▼

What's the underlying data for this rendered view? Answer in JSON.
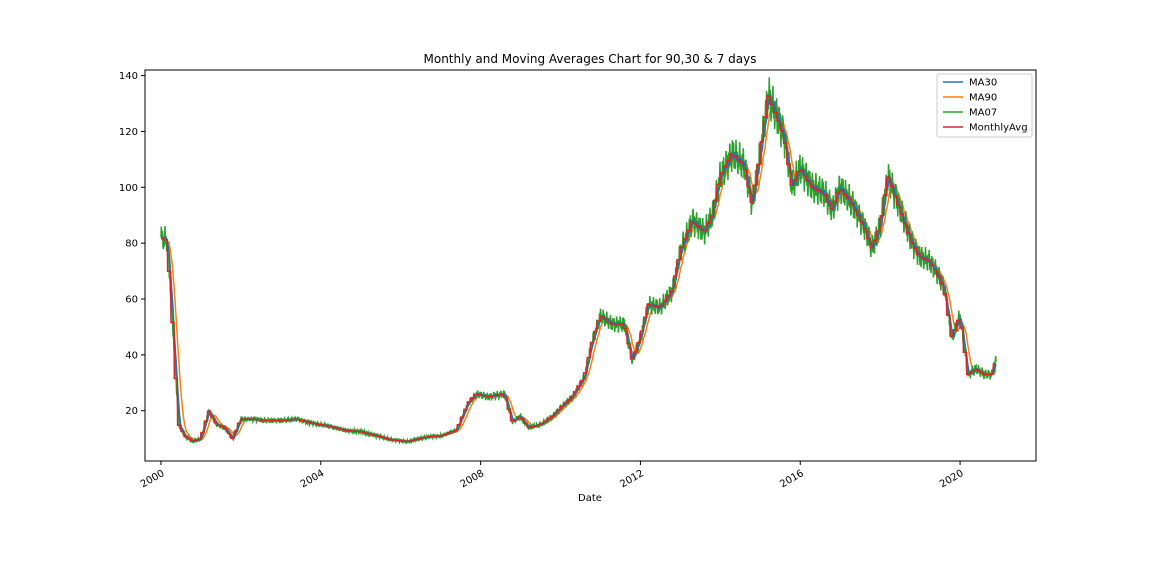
{
  "chart_data": {
    "type": "line",
    "title": "Monthly and Moving Averages Chart for 90,30 & 7 days",
    "xlabel": "Date",
    "ylabel": "",
    "xlim": [
      1999.6,
      2021.9
    ],
    "ylim": [
      2,
      142
    ],
    "x_ticks": [
      2000,
      2004,
      2008,
      2012,
      2016,
      2020
    ],
    "x_tick_labels": [
      "2000",
      "2004",
      "2008",
      "2012",
      "2016",
      "2020"
    ],
    "y_ticks": [
      20,
      40,
      60,
      80,
      100,
      120,
      140
    ],
    "y_tick_labels": [
      "20",
      "40",
      "60",
      "80",
      "100",
      "120",
      "140"
    ],
    "grid": false,
    "legend_position": "top-right",
    "colors": {
      "MA30": "#1f77b4",
      "MA90": "#ff7f0e",
      "MA07": "#2ca02c",
      "MonthlyAvg": "#d62728"
    },
    "monthly_points": [
      [
        2000.0,
        82
      ],
      [
        2000.15,
        81
      ],
      [
        2000.25,
        62
      ],
      [
        2000.35,
        37
      ],
      [
        2000.45,
        15
      ],
      [
        2000.6,
        11
      ],
      [
        2000.8,
        9
      ],
      [
        2001.0,
        10
      ],
      [
        2001.2,
        20
      ],
      [
        2001.4,
        15
      ],
      [
        2001.6,
        14
      ],
      [
        2001.8,
        10
      ],
      [
        2002.0,
        17
      ],
      [
        2002.3,
        17
      ],
      [
        2002.6,
        16.5
      ],
      [
        2003.0,
        16.5
      ],
      [
        2003.4,
        17
      ],
      [
        2003.8,
        15.5
      ],
      [
        2004.2,
        14.5
      ],
      [
        2004.6,
        13
      ],
      [
        2005.0,
        12.5
      ],
      [
        2005.4,
        11
      ],
      [
        2005.8,
        9.5
      ],
      [
        2006.2,
        9
      ],
      [
        2006.6,
        10.5
      ],
      [
        2007.0,
        11
      ],
      [
        2007.4,
        13
      ],
      [
        2007.7,
        23
      ],
      [
        2007.9,
        26
      ],
      [
        2008.2,
        25
      ],
      [
        2008.6,
        26
      ],
      [
        2008.8,
        16
      ],
      [
        2009.0,
        18
      ],
      [
        2009.2,
        14
      ],
      [
        2009.5,
        15
      ],
      [
        2009.8,
        18
      ],
      [
        2010.0,
        21
      ],
      [
        2010.3,
        25
      ],
      [
        2010.6,
        32
      ],
      [
        2010.8,
        45
      ],
      [
        2011.0,
        54
      ],
      [
        2011.3,
        51
      ],
      [
        2011.6,
        51
      ],
      [
        2011.8,
        38
      ],
      [
        2012.0,
        46
      ],
      [
        2012.2,
        58
      ],
      [
        2012.5,
        57
      ],
      [
        2012.8,
        63
      ],
      [
        2013.0,
        77
      ],
      [
        2013.3,
        88
      ],
      [
        2013.6,
        84
      ],
      [
        2013.8,
        90
      ],
      [
        2014.0,
        104
      ],
      [
        2014.3,
        112
      ],
      [
        2014.6,
        108
      ],
      [
        2014.8,
        94
      ],
      [
        2015.0,
        112
      ],
      [
        2015.2,
        133
      ],
      [
        2015.4,
        126
      ],
      [
        2015.6,
        118
      ],
      [
        2015.8,
        100
      ],
      [
        2016.0,
        107
      ],
      [
        2016.3,
        100
      ],
      [
        2016.6,
        98
      ],
      [
        2016.8,
        92
      ],
      [
        2017.0,
        100
      ],
      [
        2017.3,
        94
      ],
      [
        2017.6,
        86
      ],
      [
        2017.8,
        78
      ],
      [
        2018.0,
        86
      ],
      [
        2018.2,
        104
      ],
      [
        2018.4,
        96
      ],
      [
        2018.6,
        88
      ],
      [
        2018.8,
        80
      ],
      [
        2019.0,
        75
      ],
      [
        2019.2,
        74
      ],
      [
        2019.4,
        70
      ],
      [
        2019.6,
        64
      ],
      [
        2019.8,
        46
      ],
      [
        2020.0,
        54
      ],
      [
        2020.2,
        33
      ],
      [
        2020.4,
        35
      ],
      [
        2020.6,
        33
      ],
      [
        2020.8,
        33
      ],
      [
        2020.9,
        38
      ]
    ]
  }
}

▲

**Your task:** Leave out the pictures and output the rest of the material exactly as written.

**The output:**
What's the underlying data for this rendered view? Answer in JSON.
{
  "chart_data": {
    "type": "line",
    "title": "Monthly and Moving Averages Chart for 90,30 & 7 days",
    "xlabel": "Date",
    "ylabel": "",
    "xlim": [
      1999.6,
      2021.9
    ],
    "ylim": [
      2,
      142
    ],
    "x_ticks": [
      2000,
      2004,
      2008,
      2012,
      2016,
      2020
    ],
    "x_tick_labels": [
      "2000",
      "2004",
      "2008",
      "2012",
      "2016",
      "2020"
    ],
    "y_ticks": [
      20,
      40,
      60,
      80,
      100,
      120,
      140
    ],
    "y_tick_labels": [
      "20",
      "40",
      "60",
      "80",
      "100",
      "120",
      "140"
    ],
    "grid": false,
    "legend_position": "top-right",
    "colors": {
      "MA30": "#1f77b4",
      "MA90": "#ff7f0e",
      "MA07": "#2ca02c",
      "MonthlyAvg": "#d62728"
    },
    "monthly_points": [
      [
        2000.0,
        82
      ],
      [
        2000.15,
        81
      ],
      [
        2000.25,
        62
      ],
      [
        2000.35,
        37
      ],
      [
        2000.45,
        15
      ],
      [
        2000.6,
        11
      ],
      [
        2000.8,
        9
      ],
      [
        2001.0,
        10
      ],
      [
        2001.2,
        20
      ],
      [
        2001.4,
        15
      ],
      [
        2001.6,
        14
      ],
      [
        2001.8,
        10
      ],
      [
        2002.0,
        17
      ],
      [
        2002.3,
        17
      ],
      [
        2002.6,
        16.5
      ],
      [
        2003.0,
        16.5
      ],
      [
        2003.4,
        17
      ],
      [
        2003.8,
        15.5
      ],
      [
        2004.2,
        14.5
      ],
      [
        2004.6,
        13
      ],
      [
        2005.0,
        12.5
      ],
      [
        2005.4,
        11
      ],
      [
        2005.8,
        9.5
      ],
      [
        2006.2,
        9
      ],
      [
        2006.6,
        10.5
      ],
      [
        2007.0,
        11
      ],
      [
        2007.4,
        13
      ],
      [
        2007.7,
        23
      ],
      [
        2007.9,
        26
      ],
      [
        2008.2,
        25
      ],
      [
        2008.6,
        26
      ],
      [
        2008.8,
        16
      ],
      [
        2009.0,
        18
      ],
      [
        2009.2,
        14
      ],
      [
        2009.5,
        15
      ],
      [
        2009.8,
        18
      ],
      [
        2010.0,
        21
      ],
      [
        2010.3,
        25
      ],
      [
        2010.6,
        32
      ],
      [
        2010.8,
        45
      ],
      [
        2011.0,
        54
      ],
      [
        2011.3,
        51
      ],
      [
        2011.6,
        51
      ],
      [
        2011.8,
        38
      ],
      [
        2012.0,
        46
      ],
      [
        2012.2,
        58
      ],
      [
        2012.5,
        57
      ],
      [
        2012.8,
        63
      ],
      [
        2013.0,
        77
      ],
      [
        2013.3,
        88
      ],
      [
        2013.6,
        84
      ],
      [
        2013.8,
        90
      ],
      [
        2014.0,
        104
      ],
      [
        2014.3,
        112
      ],
      [
        2014.6,
        108
      ],
      [
        2014.8,
        94
      ],
      [
        2015.0,
        112
      ],
      [
        2015.2,
        133
      ],
      [
        2015.4,
        126
      ],
      [
        2015.6,
        118
      ],
      [
        2015.8,
        100
      ],
      [
        2016.0,
        107
      ],
      [
        2016.3,
        100
      ],
      [
        2016.6,
        98
      ],
      [
        2016.8,
        92
      ],
      [
        2017.0,
        100
      ],
      [
        2017.3,
        94
      ],
      [
        2017.6,
        86
      ],
      [
        2017.8,
        78
      ],
      [
        2018.0,
        86
      ],
      [
        2018.2,
        104
      ],
      [
        2018.4,
        96
      ],
      [
        2018.6,
        88
      ],
      [
        2018.8,
        80
      ],
      [
        2019.0,
        75
      ],
      [
        2019.2,
        74
      ],
      [
        2019.4,
        70
      ],
      [
        2019.6,
        64
      ],
      [
        2019.8,
        46
      ],
      [
        2020.0,
        54
      ],
      [
        2020.2,
        33
      ],
      [
        2020.4,
        35
      ],
      [
        2020.6,
        33
      ],
      [
        2020.8,
        33
      ],
      [
        2020.9,
        38
      ]
    ]
  }
}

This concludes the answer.